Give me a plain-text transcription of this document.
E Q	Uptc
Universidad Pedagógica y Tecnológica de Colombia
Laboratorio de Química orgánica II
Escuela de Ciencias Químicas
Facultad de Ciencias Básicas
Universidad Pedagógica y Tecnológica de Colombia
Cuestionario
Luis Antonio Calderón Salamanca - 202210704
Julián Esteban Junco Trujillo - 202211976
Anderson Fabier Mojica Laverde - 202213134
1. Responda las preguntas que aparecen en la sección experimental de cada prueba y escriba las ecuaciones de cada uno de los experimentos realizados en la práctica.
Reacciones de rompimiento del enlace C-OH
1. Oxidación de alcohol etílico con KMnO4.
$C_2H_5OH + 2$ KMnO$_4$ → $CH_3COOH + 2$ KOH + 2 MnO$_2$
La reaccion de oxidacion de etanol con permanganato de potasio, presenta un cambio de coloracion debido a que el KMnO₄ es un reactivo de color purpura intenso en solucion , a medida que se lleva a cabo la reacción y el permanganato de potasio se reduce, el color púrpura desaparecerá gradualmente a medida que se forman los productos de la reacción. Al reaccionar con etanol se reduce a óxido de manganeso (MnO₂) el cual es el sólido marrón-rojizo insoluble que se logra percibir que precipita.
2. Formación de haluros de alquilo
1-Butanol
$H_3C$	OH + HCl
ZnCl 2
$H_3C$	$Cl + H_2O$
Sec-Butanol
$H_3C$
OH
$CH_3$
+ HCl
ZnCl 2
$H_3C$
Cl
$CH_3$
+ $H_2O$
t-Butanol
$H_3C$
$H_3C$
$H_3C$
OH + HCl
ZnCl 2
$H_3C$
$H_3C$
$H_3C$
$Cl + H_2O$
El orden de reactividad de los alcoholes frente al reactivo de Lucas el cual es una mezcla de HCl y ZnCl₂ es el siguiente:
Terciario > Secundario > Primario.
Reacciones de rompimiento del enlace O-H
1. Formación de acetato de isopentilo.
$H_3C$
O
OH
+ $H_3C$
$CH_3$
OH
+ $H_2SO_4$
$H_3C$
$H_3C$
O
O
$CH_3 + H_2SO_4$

◆ WHAT THE TASK REQUIRES
Copy each line of the preceding data that contains the string "Ciencias".

◆ TASK RESULT
Escuela de Ciencias Químicas
Facultad de Ciencias Básicas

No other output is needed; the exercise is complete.